Among the entries below, count the lines that contain the word "rooms". Write down only the total.

Listed entries –
######
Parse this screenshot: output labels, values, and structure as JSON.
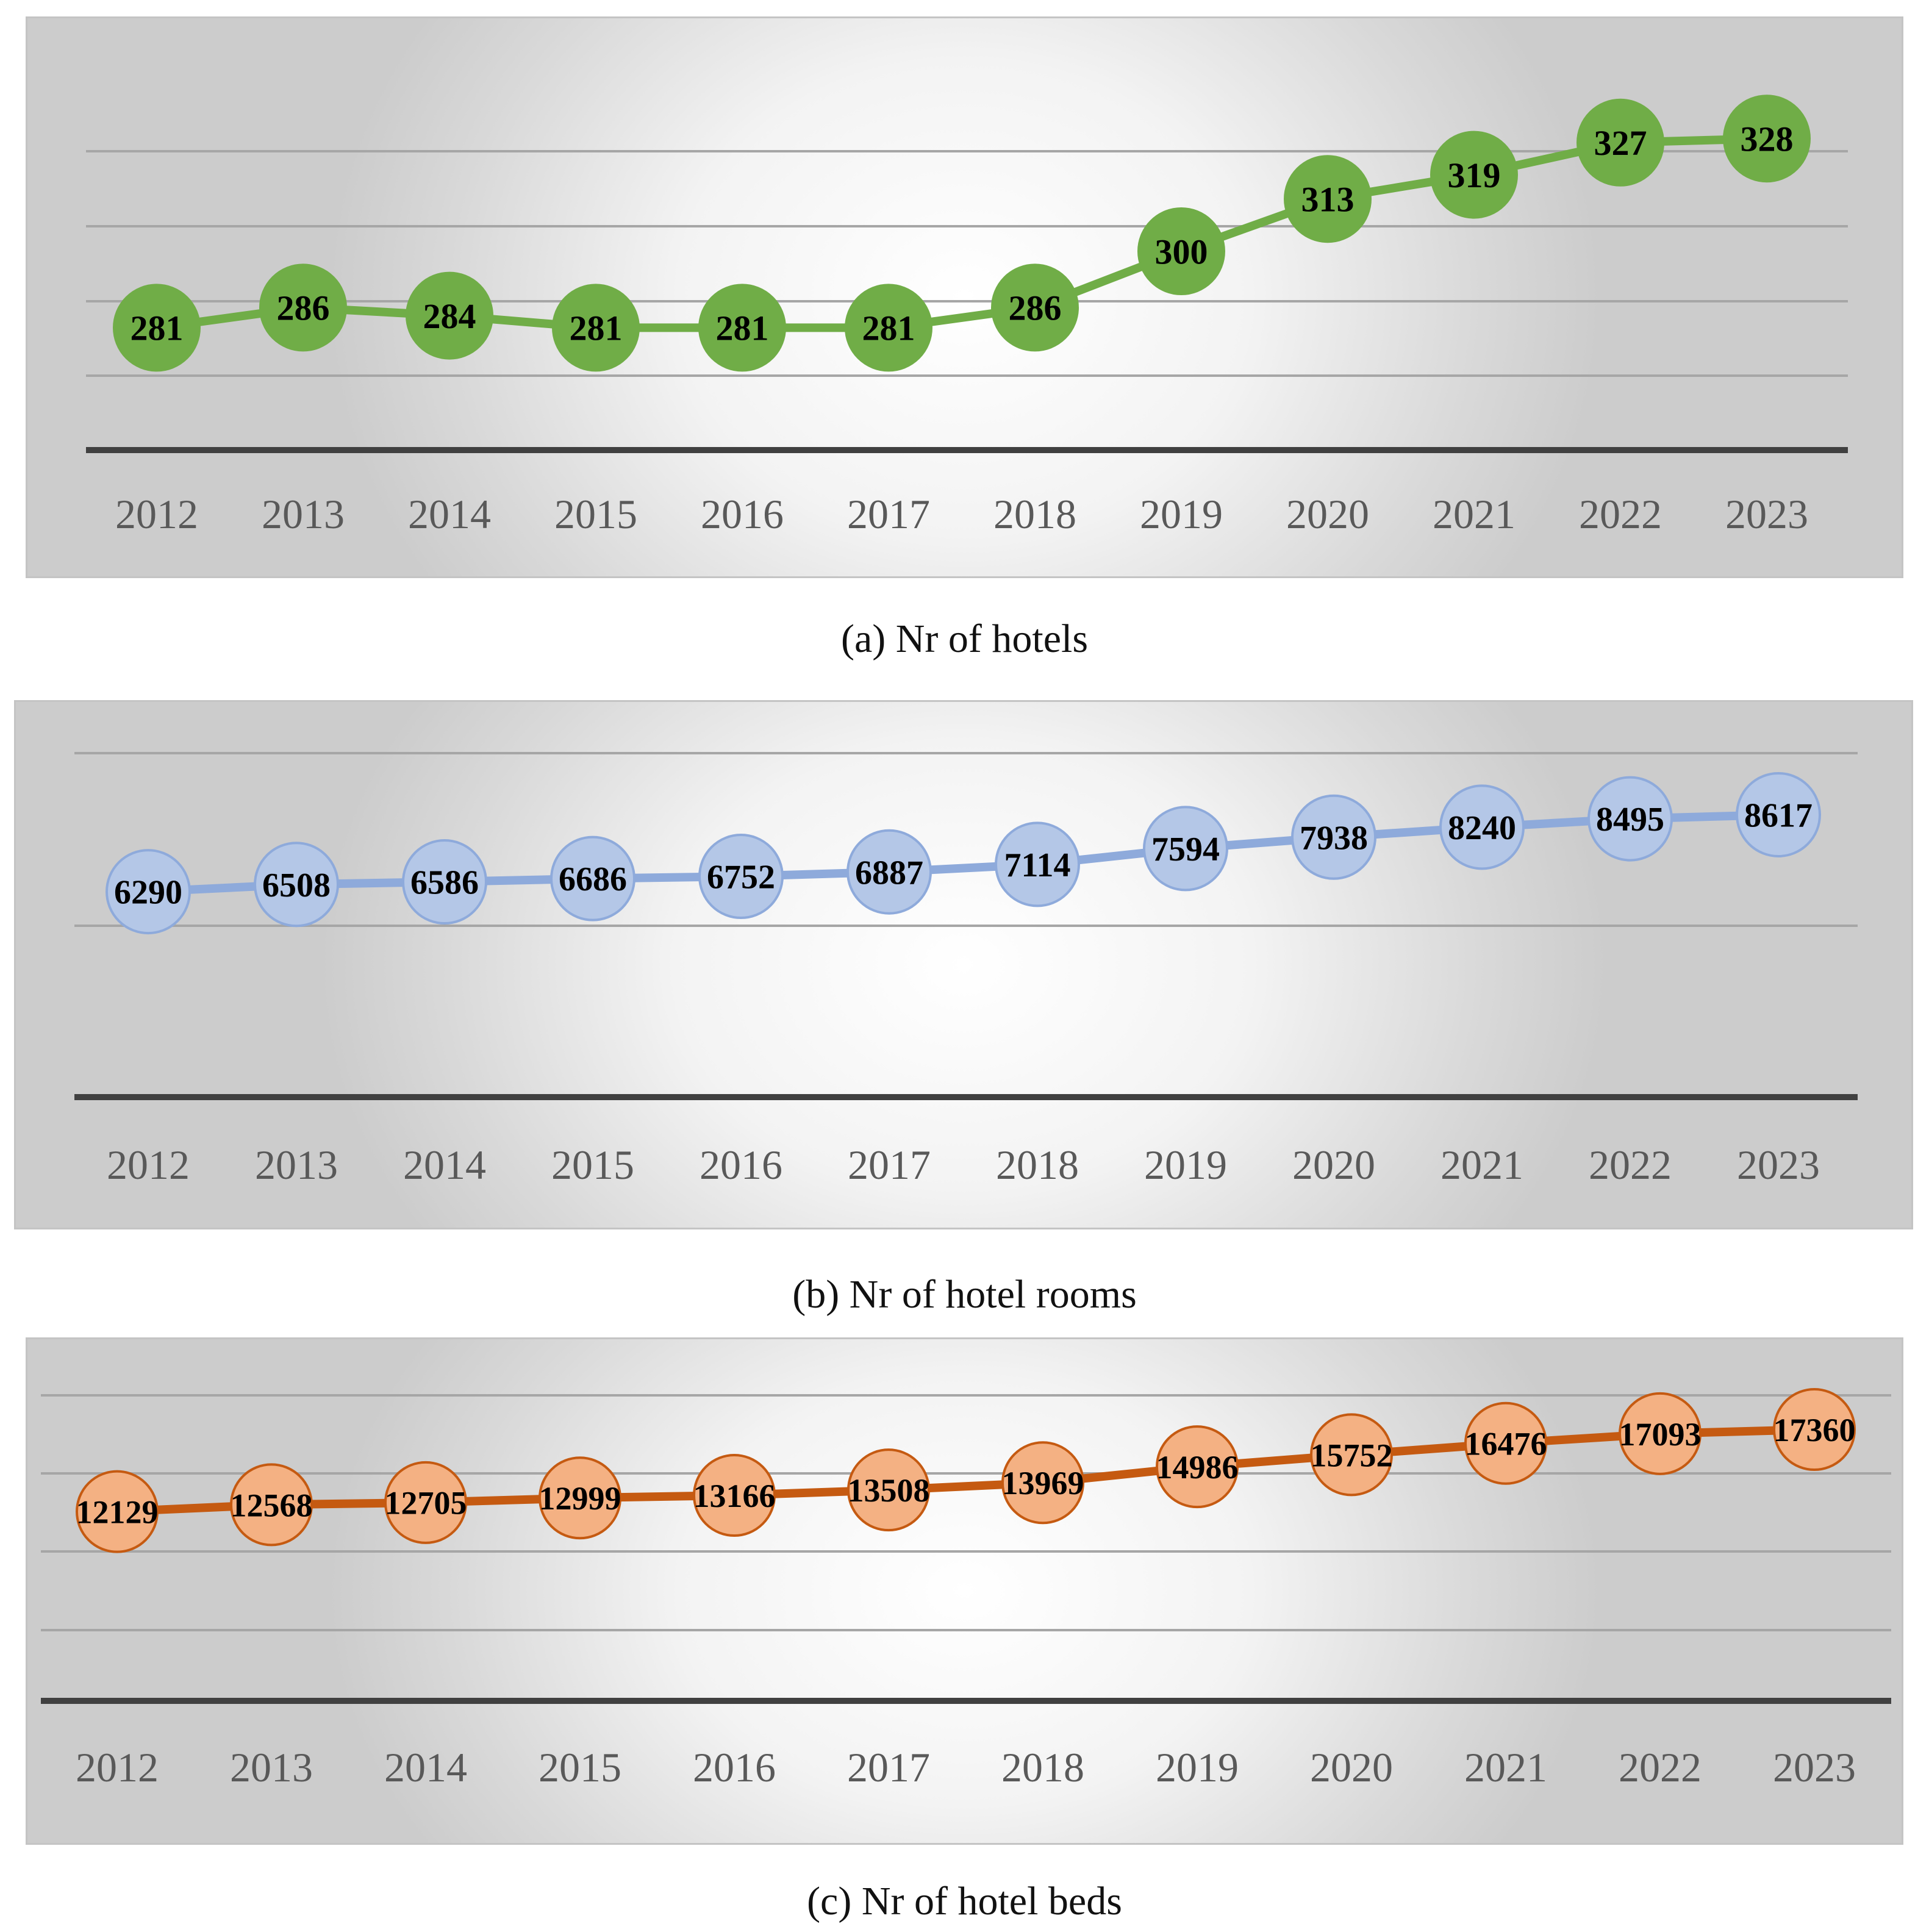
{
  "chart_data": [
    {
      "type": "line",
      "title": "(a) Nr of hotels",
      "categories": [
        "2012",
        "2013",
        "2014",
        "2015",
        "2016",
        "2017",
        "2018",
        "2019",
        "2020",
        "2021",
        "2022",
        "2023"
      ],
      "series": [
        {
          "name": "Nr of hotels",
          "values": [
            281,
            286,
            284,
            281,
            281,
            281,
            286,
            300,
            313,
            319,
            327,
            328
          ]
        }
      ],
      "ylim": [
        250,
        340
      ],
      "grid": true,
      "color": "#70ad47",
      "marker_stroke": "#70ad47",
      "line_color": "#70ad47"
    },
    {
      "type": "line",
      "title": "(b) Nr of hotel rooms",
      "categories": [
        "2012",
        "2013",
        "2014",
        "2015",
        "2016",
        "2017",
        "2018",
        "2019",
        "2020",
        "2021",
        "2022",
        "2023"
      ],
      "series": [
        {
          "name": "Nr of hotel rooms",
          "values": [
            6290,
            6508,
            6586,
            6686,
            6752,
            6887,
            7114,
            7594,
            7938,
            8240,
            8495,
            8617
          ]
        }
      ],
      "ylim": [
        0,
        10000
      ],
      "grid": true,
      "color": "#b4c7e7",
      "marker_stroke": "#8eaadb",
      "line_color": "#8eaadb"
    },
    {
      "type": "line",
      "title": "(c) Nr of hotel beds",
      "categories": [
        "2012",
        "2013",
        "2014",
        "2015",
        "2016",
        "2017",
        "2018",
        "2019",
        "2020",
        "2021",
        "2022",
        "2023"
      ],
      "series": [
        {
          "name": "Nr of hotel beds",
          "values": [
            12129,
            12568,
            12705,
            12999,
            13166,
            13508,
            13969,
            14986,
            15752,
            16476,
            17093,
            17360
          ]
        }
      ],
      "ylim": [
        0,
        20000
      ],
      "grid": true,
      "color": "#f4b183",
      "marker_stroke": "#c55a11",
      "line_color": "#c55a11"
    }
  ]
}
######
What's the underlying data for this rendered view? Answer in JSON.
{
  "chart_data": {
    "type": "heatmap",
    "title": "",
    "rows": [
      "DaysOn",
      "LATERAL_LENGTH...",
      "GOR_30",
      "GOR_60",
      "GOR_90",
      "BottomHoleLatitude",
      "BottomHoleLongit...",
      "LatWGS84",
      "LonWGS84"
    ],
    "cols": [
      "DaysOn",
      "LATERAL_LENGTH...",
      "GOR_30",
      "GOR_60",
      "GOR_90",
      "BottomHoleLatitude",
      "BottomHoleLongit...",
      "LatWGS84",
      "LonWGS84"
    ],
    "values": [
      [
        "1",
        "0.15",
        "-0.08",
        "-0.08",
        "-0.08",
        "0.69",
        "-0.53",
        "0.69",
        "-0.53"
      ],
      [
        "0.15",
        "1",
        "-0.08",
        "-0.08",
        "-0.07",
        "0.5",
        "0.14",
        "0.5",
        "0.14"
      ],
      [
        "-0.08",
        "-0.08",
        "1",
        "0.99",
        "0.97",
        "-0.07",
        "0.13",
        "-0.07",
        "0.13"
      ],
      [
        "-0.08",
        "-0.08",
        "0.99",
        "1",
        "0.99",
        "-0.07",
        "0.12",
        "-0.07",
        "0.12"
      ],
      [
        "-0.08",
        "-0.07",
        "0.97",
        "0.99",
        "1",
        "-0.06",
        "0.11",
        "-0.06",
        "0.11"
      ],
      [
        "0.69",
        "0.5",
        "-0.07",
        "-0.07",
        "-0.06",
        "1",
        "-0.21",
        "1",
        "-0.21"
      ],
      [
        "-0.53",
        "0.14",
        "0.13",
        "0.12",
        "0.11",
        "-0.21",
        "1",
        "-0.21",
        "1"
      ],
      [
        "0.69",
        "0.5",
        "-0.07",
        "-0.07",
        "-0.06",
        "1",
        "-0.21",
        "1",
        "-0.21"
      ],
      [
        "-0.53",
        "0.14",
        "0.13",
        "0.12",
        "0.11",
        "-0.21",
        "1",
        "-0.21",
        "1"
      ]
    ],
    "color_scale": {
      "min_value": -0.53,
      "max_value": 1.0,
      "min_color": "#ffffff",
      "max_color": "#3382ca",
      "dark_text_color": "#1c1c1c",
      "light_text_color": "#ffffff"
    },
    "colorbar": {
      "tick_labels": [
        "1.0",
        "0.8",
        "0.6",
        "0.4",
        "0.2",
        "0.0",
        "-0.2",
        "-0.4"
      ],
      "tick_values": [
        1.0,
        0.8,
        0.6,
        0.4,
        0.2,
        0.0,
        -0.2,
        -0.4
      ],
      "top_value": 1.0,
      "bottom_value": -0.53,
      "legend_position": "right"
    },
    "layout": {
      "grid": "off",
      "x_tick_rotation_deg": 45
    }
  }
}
######
Written answer – 2